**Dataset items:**
####################
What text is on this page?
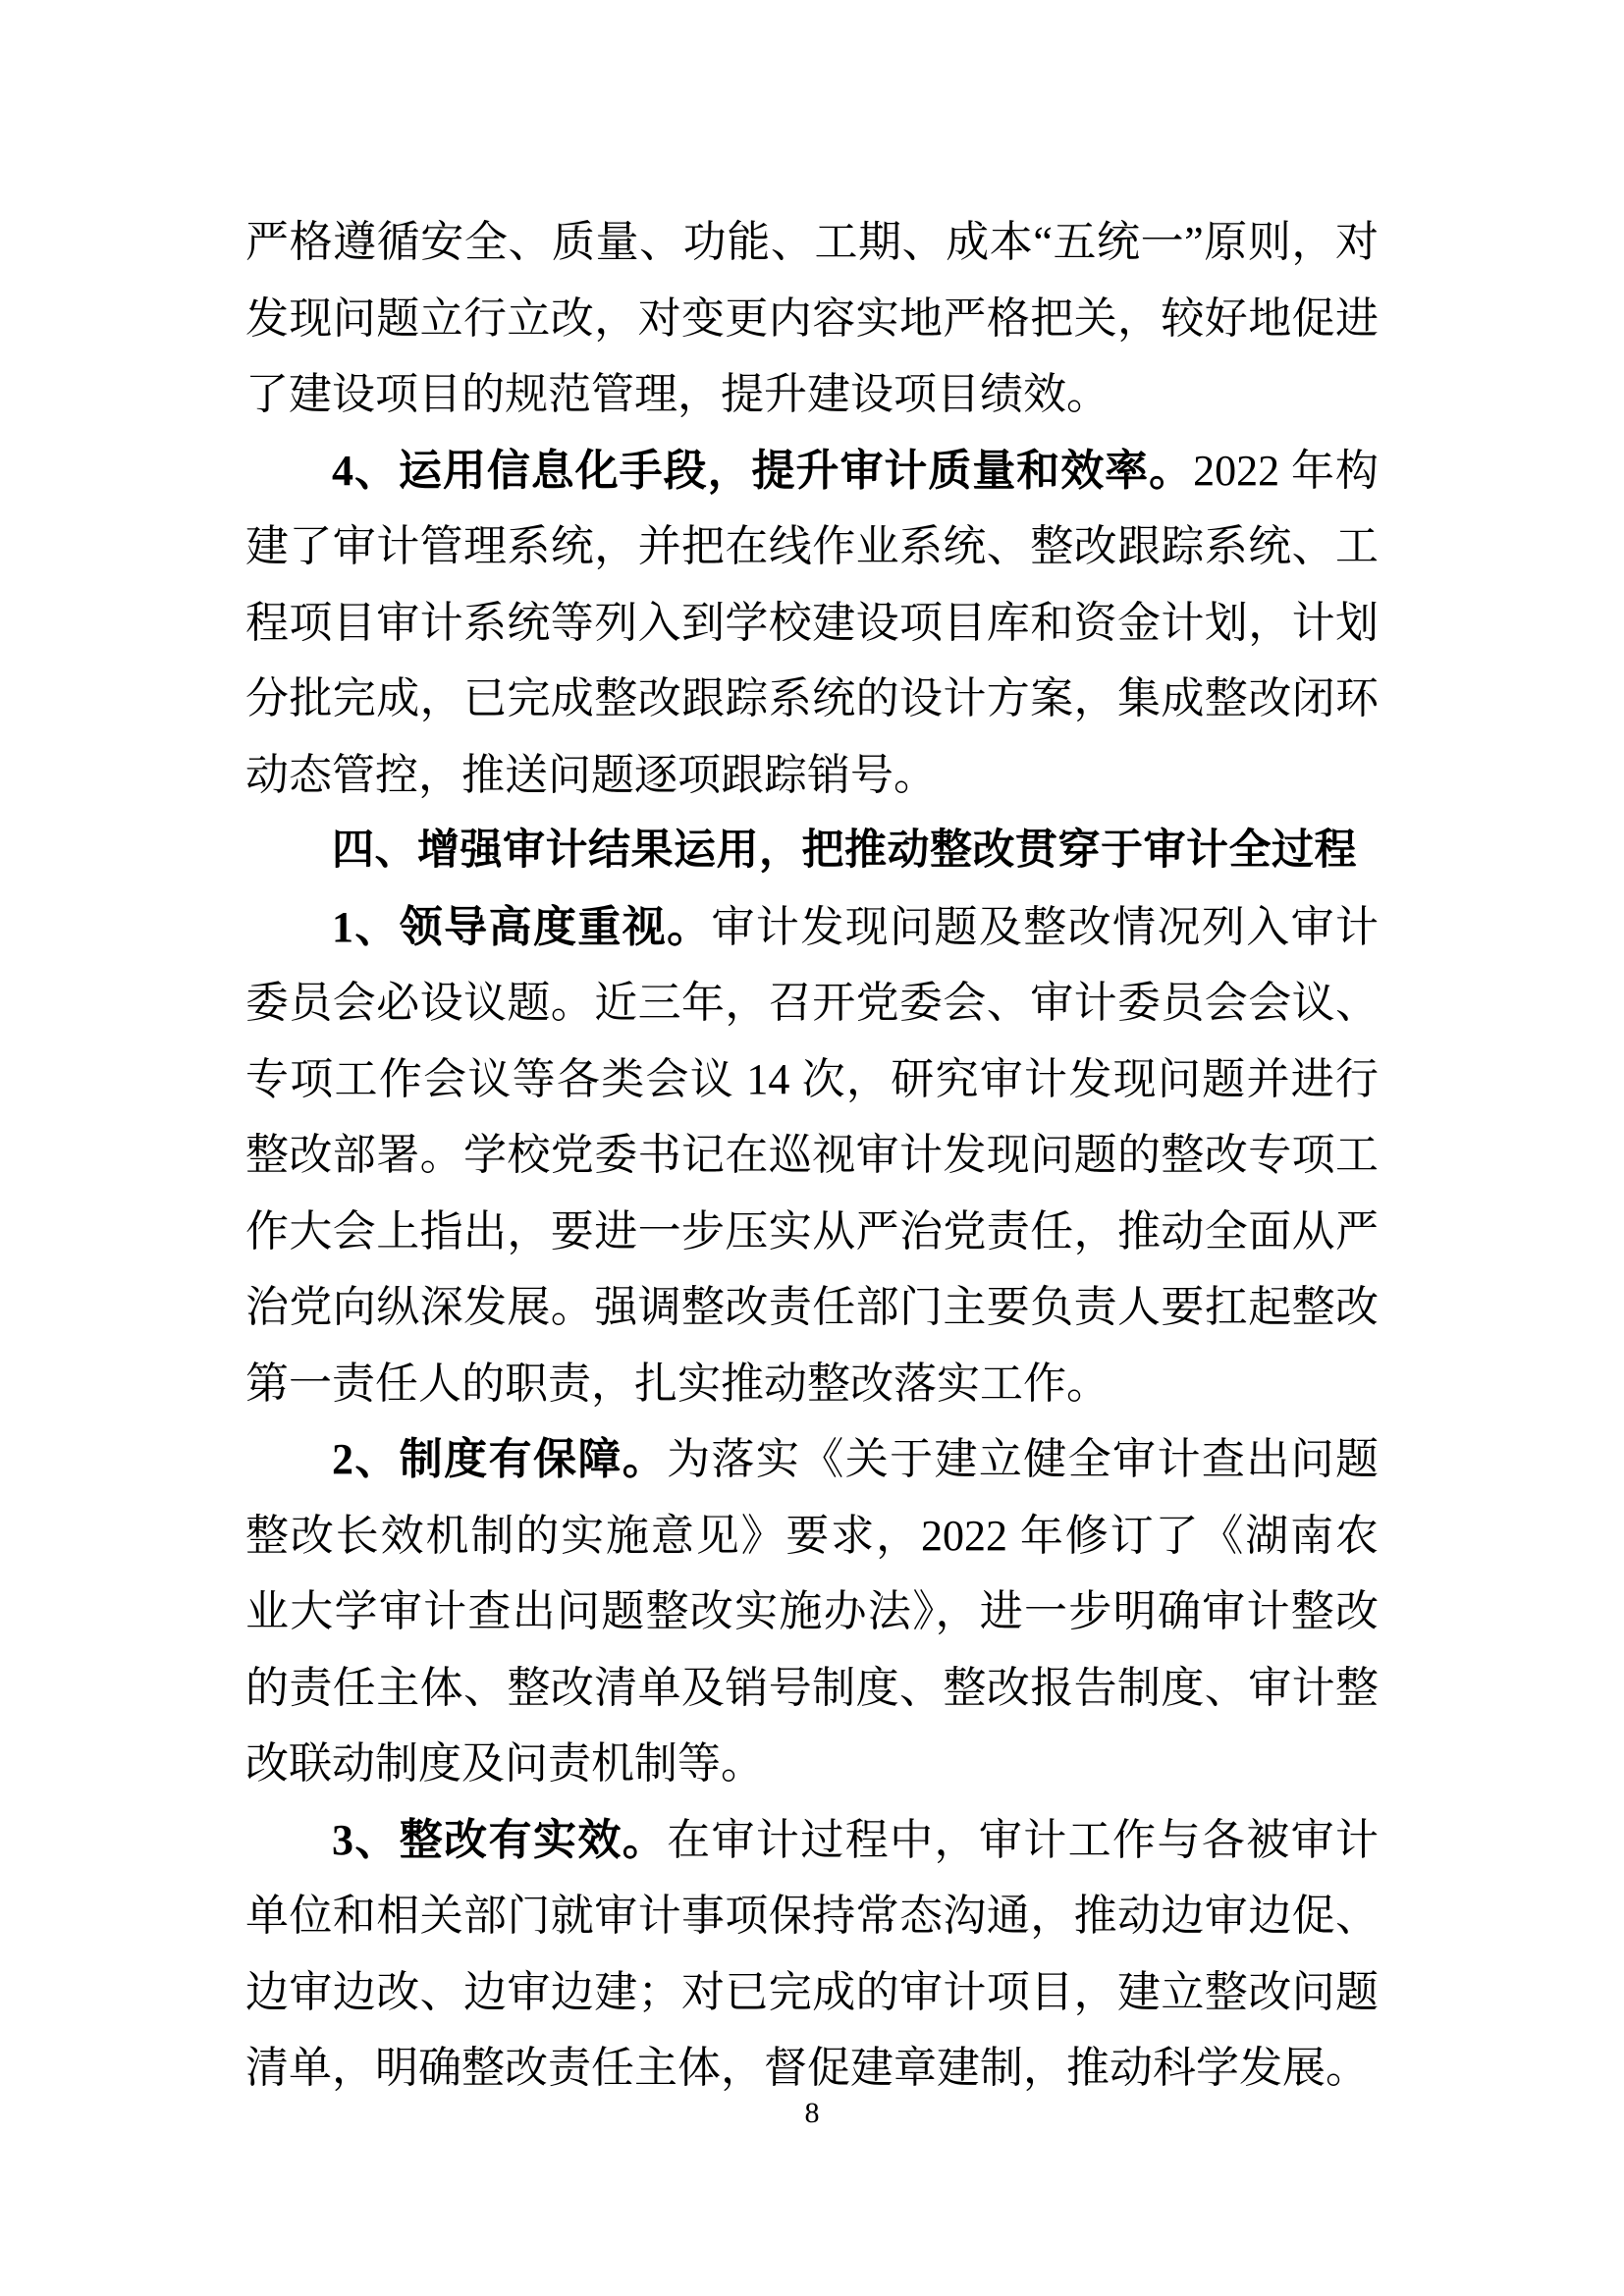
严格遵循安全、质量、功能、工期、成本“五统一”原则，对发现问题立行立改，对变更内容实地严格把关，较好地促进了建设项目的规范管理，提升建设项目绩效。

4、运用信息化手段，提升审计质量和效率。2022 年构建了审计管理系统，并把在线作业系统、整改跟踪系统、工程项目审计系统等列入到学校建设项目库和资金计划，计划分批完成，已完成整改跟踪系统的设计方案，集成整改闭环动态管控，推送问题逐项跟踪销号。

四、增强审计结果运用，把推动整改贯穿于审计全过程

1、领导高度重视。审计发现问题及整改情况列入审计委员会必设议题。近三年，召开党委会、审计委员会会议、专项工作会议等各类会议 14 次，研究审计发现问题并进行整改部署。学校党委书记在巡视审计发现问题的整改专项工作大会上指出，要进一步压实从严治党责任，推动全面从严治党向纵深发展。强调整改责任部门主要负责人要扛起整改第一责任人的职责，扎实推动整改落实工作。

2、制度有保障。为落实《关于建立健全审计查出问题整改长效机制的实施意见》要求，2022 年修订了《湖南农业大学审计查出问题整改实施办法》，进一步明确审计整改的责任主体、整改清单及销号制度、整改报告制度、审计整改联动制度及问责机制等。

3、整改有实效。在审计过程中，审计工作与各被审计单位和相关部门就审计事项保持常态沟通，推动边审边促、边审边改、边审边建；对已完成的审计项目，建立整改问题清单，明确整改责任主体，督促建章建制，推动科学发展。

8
####################
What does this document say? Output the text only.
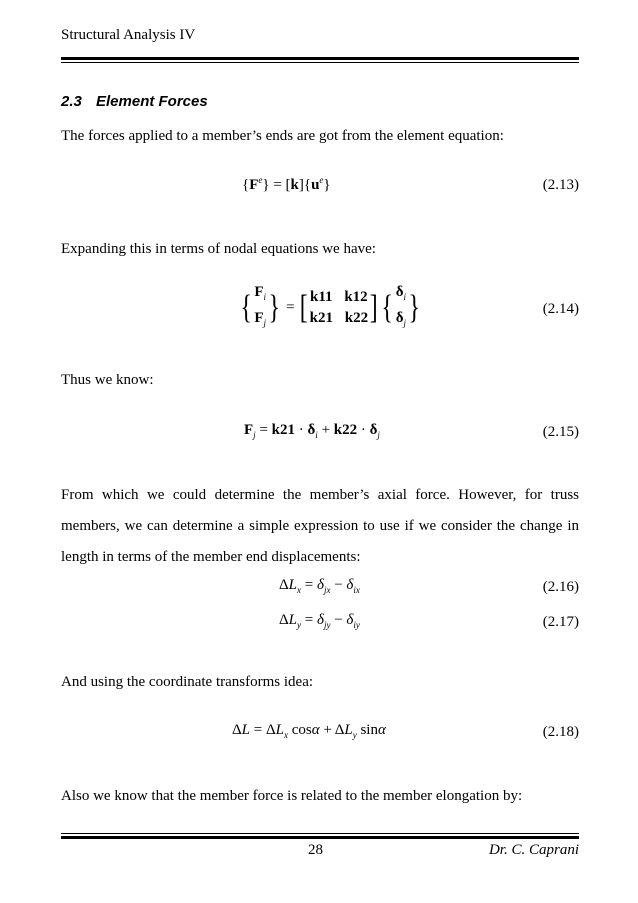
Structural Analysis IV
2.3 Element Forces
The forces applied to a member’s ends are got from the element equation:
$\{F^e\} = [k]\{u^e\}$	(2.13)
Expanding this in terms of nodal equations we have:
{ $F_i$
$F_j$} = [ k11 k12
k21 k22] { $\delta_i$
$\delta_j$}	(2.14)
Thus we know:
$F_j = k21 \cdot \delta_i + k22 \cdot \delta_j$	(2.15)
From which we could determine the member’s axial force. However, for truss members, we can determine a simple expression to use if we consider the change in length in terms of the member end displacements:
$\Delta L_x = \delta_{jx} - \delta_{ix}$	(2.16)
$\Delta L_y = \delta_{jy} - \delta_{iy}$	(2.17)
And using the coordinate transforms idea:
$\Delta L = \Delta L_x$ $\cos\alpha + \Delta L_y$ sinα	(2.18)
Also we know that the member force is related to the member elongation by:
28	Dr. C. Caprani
####################
**Aim of the task:** Determine the number of lines in these entries that contain the word "know", and write only that number.

**Expected answer:** 2